## Task goal
Exactly as written, quote every line that follows, skipping the images.

::: Material for this task :::

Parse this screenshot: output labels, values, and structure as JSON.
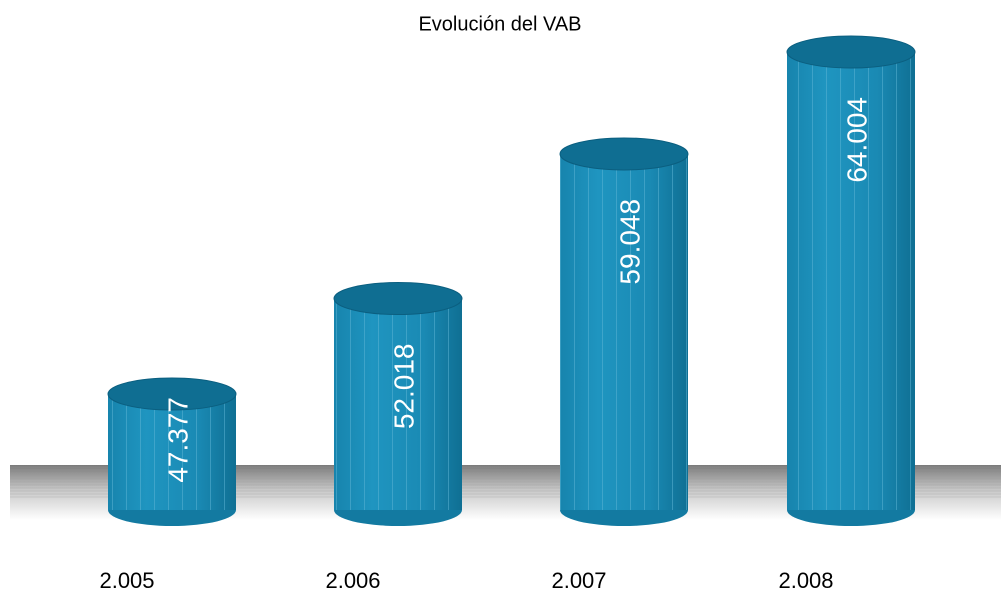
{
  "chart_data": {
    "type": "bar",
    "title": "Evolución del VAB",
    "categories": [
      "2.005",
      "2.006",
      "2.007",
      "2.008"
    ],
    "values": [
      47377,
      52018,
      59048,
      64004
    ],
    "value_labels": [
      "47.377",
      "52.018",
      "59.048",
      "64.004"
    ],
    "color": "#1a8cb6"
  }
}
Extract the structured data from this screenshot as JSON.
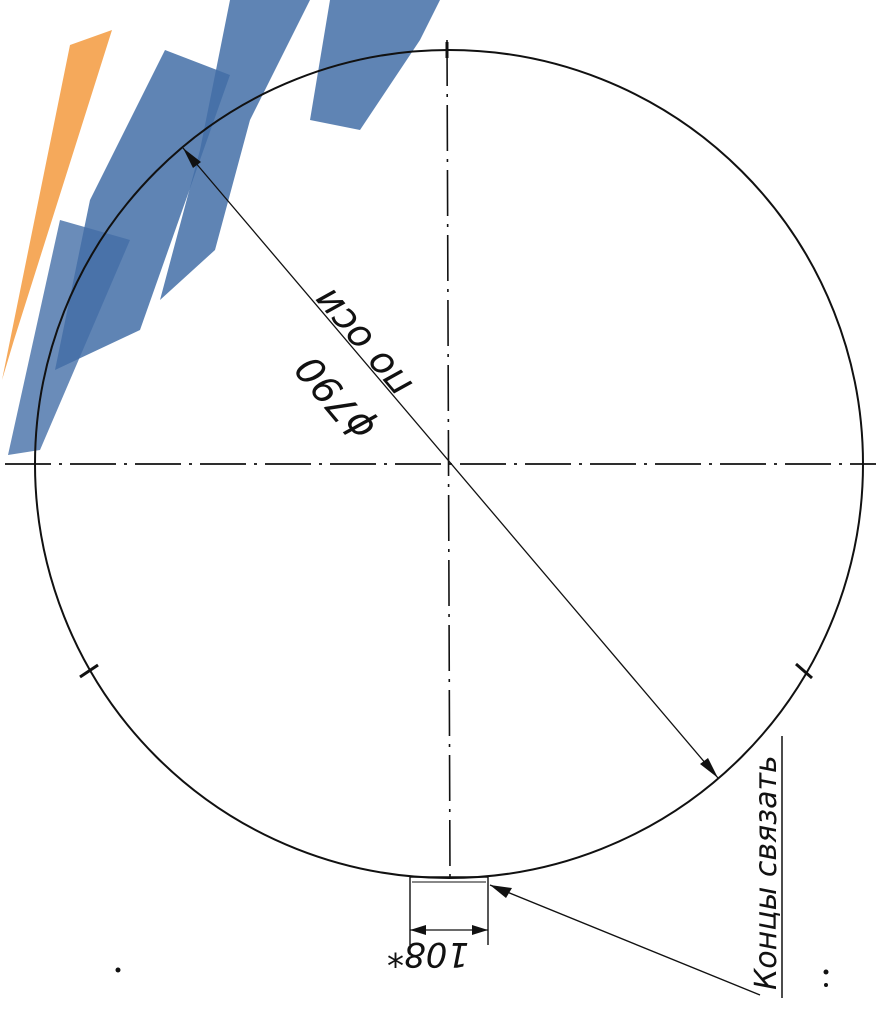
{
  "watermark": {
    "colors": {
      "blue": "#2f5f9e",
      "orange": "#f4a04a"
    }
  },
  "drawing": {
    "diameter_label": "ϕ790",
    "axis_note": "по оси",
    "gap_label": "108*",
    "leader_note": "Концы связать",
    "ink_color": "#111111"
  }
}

:::

## Solution for this problem
Parse this screenshot: output labels, values, and structure as JSON.
{
  "chart_data": {
    "type": "bar",
    "title": "Evolución del VAB",
    "categories": [
      "2.005",
      "2.006",
      "2.007",
      "2.008"
    ],
    "values": [
      47377,
      52018,
      59048,
      64004
    ],
    "value_labels": [
      "47.377",
      "52.018",
      "59.048",
      "64.004"
    ],
    "color": "#1a8cb6"
  }
}
Extract the structured data from this screenshot as JSON.
{
  "watermark": {
    "colors": {
      "blue": "#2f5f9e",
      "orange": "#f4a04a"
    }
  },
  "drawing": {
    "diameter_label": "ϕ790",
    "axis_note": "по оси",
    "gap_label": "108*",
    "leader_note": "Концы связать",
    "ink_color": "#111111"
  }
}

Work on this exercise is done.